[Work to be completed] Write out the records below word for word, please.

_ _ _

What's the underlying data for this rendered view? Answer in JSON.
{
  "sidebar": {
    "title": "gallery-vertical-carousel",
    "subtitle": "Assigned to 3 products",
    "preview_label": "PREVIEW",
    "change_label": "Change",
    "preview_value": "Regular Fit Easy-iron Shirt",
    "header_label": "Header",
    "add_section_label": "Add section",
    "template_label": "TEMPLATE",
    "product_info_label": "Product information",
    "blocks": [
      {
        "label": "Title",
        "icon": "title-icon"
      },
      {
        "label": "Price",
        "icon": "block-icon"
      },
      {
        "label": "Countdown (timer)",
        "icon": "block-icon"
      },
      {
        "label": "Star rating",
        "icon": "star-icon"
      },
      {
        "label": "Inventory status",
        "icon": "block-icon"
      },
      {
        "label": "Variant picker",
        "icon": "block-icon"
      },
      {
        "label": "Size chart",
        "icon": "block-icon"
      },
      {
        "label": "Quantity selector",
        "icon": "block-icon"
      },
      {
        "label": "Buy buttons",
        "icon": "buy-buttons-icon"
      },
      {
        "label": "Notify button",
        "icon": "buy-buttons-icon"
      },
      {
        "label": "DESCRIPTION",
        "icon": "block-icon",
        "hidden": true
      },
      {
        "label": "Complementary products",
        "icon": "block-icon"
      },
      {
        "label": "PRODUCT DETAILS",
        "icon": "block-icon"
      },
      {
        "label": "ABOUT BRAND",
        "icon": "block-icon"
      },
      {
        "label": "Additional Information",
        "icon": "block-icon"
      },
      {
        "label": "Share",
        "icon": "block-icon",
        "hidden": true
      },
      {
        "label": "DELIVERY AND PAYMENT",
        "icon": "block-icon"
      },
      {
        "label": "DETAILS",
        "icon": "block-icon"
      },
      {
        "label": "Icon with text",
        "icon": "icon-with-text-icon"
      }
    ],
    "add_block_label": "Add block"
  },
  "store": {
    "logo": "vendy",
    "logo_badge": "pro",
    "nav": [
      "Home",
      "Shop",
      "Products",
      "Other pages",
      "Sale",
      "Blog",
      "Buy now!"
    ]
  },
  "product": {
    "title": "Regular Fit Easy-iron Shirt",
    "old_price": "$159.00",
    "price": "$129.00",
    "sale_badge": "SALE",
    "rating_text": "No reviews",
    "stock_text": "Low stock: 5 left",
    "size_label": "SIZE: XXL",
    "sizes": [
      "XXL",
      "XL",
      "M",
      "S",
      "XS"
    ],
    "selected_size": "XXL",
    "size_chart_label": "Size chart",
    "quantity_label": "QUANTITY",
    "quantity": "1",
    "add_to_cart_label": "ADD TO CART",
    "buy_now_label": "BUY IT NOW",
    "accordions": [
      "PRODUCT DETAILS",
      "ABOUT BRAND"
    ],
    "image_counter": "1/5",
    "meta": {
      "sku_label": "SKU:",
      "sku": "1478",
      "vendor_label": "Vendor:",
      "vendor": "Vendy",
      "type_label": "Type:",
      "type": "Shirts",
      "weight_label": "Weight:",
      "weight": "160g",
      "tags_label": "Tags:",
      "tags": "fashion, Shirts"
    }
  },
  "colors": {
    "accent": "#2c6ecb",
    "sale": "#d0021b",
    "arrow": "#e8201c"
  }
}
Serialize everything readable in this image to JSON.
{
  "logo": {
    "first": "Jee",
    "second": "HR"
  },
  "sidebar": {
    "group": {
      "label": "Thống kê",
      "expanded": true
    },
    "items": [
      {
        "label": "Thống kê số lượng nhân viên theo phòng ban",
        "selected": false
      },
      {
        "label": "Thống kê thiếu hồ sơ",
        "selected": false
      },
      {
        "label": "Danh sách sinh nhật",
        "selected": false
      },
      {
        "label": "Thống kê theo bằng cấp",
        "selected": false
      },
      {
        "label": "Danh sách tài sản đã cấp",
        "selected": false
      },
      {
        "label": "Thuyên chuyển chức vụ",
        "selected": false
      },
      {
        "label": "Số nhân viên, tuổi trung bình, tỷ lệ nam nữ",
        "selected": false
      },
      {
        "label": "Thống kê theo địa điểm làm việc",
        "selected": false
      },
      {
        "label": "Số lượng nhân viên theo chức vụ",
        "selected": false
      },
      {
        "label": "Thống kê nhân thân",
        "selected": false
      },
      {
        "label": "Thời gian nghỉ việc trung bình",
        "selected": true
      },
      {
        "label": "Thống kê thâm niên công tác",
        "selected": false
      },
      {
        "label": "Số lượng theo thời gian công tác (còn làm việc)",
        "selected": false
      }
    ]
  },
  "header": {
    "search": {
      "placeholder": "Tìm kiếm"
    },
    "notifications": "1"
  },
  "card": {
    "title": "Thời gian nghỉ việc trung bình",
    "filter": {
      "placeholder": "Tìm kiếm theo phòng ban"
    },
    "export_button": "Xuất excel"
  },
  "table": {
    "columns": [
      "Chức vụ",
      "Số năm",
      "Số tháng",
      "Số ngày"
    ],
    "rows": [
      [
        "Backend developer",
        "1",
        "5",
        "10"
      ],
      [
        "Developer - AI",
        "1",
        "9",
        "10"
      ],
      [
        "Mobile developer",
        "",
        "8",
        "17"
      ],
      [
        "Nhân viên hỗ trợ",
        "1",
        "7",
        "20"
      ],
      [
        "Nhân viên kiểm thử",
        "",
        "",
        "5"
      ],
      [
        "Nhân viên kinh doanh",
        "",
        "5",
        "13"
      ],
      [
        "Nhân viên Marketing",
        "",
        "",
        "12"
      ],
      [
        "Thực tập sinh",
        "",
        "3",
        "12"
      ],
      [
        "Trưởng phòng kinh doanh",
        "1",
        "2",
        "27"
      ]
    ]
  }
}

_ _ _

[Answer to the exercise]
What's the underlying data for this rendered view? Answer in JSON.
{
  "sidebar": {
    "title": "gallery-vertical-carousel",
    "subtitle": "Assigned to 3 products",
    "preview_label": "PREVIEW",
    "change_label": "Change",
    "preview_value": "Regular Fit Easy-iron Shirt",
    "header_label": "Header",
    "add_section_label": "Add section",
    "template_label": "TEMPLATE",
    "product_info_label": "Product information",
    "blocks": [
      {
        "label": "Title",
        "icon": "title-icon"
      },
      {
        "label": "Price",
        "icon": "block-icon"
      },
      {
        "label": "Countdown (timer)",
        "icon": "block-icon"
      },
      {
        "label": "Star rating",
        "icon": "star-icon"
      },
      {
        "label": "Inventory status",
        "icon": "block-icon"
      },
      {
        "label": "Variant picker",
        "icon": "block-icon"
      },
      {
        "label": "Size chart",
        "icon": "block-icon"
      },
      {
        "label": "Quantity selector",
        "icon": "block-icon"
      },
      {
        "label": "Buy buttons",
        "icon": "buy-buttons-icon"
      },
      {
        "label": "Notify button",
        "icon": "buy-buttons-icon"
      },
      {
        "label": "DESCRIPTION",
        "icon": "block-icon",
        "hidden": true
      },
      {
        "label": "Complementary products",
        "icon": "block-icon"
      },
      {
        "label": "PRODUCT DETAILS",
        "icon": "block-icon"
      },
      {
        "label": "ABOUT BRAND",
        "icon": "block-icon"
      },
      {
        "label": "Additional Information",
        "icon": "block-icon"
      },
      {
        "label": "Share",
        "icon": "block-icon",
        "hidden": true
      },
      {
        "label": "DELIVERY AND PAYMENT",
        "icon": "block-icon"
      },
      {
        "label": "DETAILS",
        "icon": "block-icon"
      },
      {
        "label": "Icon with text",
        "icon": "icon-with-text-icon"
      }
    ],
    "add_block_label": "Add block"
  },
  "store": {
    "logo": "vendy",
    "logo_badge": "pro",
    "nav": [
      "Home",
      "Shop",
      "Products",
      "Other pages",
      "Sale",
      "Blog",
      "Buy now!"
    ]
  },
  "product": {
    "title": "Regular Fit Easy-iron Shirt",
    "old_price": "$159.00",
    "price": "$129.00",
    "sale_badge": "SALE",
    "rating_text": "No reviews",
    "stock_text": "Low stock: 5 left",
    "size_label": "SIZE: XXL",
    "sizes": [
      "XXL",
      "XL",
      "M",
      "S",
      "XS"
    ],
    "selected_size": "XXL",
    "size_chart_label": "Size chart",
    "quantity_label": "QUANTITY",
    "quantity": "1",
    "add_to_cart_label": "ADD TO CART",
    "buy_now_label": "BUY IT NOW",
    "accordions": [
      "PRODUCT DETAILS",
      "ABOUT BRAND"
    ],
    "image_counter": "1/5",
    "meta": {
      "sku_label": "SKU:",
      "sku": "1478",
      "vendor_label": "Vendor:",
      "vendor": "Vendy",
      "type_label": "Type:",
      "type": "Shirts",
      "weight_label": "Weight:",
      "weight": "160g",
      "tags_label": "Tags:",
      "tags": "fashion, Shirts"
    }
  },
  "colors": {
    "accent": "#2c6ecb",
    "sale": "#d0021b",
    "arrow": "#e8201c"
  }
}
Serialize everything readable in this image to JSON.
{
  "logo": {
    "first": "Jee",
    "second": "HR"
  },
  "sidebar": {
    "group": {
      "label": "Thống kê",
      "expanded": true
    },
    "items": [
      {
        "label": "Thống kê số lượng nhân viên theo phòng ban",
        "selected": false
      },
      {
        "label": "Thống kê thiếu hồ sơ",
        "selected": false
      },
      {
        "label": "Danh sách sinh nhật",
        "selected": false
      },
      {
        "label": "Thống kê theo bằng cấp",
        "selected": false
      },
      {
        "label": "Danh sách tài sản đã cấp",
        "selected": false
      },
      {
        "label": "Thuyên chuyển chức vụ",
        "selected": false
      },
      {
        "label": "Số nhân viên, tuổi trung bình, tỷ lệ nam nữ",
        "selected": false
      },
      {
        "label": "Thống kê theo địa điểm làm việc",
        "selected": false
      },
      {
        "label": "Số lượng nhân viên theo chức vụ",
        "selected": false
      },
      {
        "label": "Thống kê nhân thân",
        "selected": false
      },
      {
        "label": "Thời gian nghỉ việc trung bình",
        "selected": true
      },
      {
        "label": "Thống kê thâm niên công tác",
        "selected": false
      },
      {
        "label": "Số lượng theo thời gian công tác (còn làm việc)",
        "selected": false
      }
    ]
  },
  "header": {
    "search": {
      "placeholder": "Tìm kiếm"
    },
    "notifications": "1"
  },
  "card": {
    "title": "Thời gian nghỉ việc trung bình",
    "filter": {
      "placeholder": "Tìm kiếm theo phòng ban"
    },
    "export_button": "Xuất excel"
  },
  "table": {
    "columns": [
      "Chức vụ",
      "Số năm",
      "Số tháng",
      "Số ngày"
    ],
    "rows": [
      [
        "Backend developer",
        "1",
        "5",
        "10"
      ],
      [
        "Developer - AI",
        "1",
        "9",
        "10"
      ],
      [
        "Mobile developer",
        "",
        "8",
        "17"
      ],
      [
        "Nhân viên hỗ trợ",
        "1",
        "7",
        "20"
      ],
      [
        "Nhân viên kiểm thử",
        "",
        "",
        "5"
      ],
      [
        "Nhân viên kinh doanh",
        "",
        "5",
        "13"
      ],
      [
        "Nhân viên Marketing",
        "",
        "",
        "12"
      ],
      [
        "Thực tập sinh",
        "",
        "3",
        "12"
      ],
      [
        "Trưởng phòng kinh doanh",
        "1",
        "2",
        "27"
      ]
    ]
  }
}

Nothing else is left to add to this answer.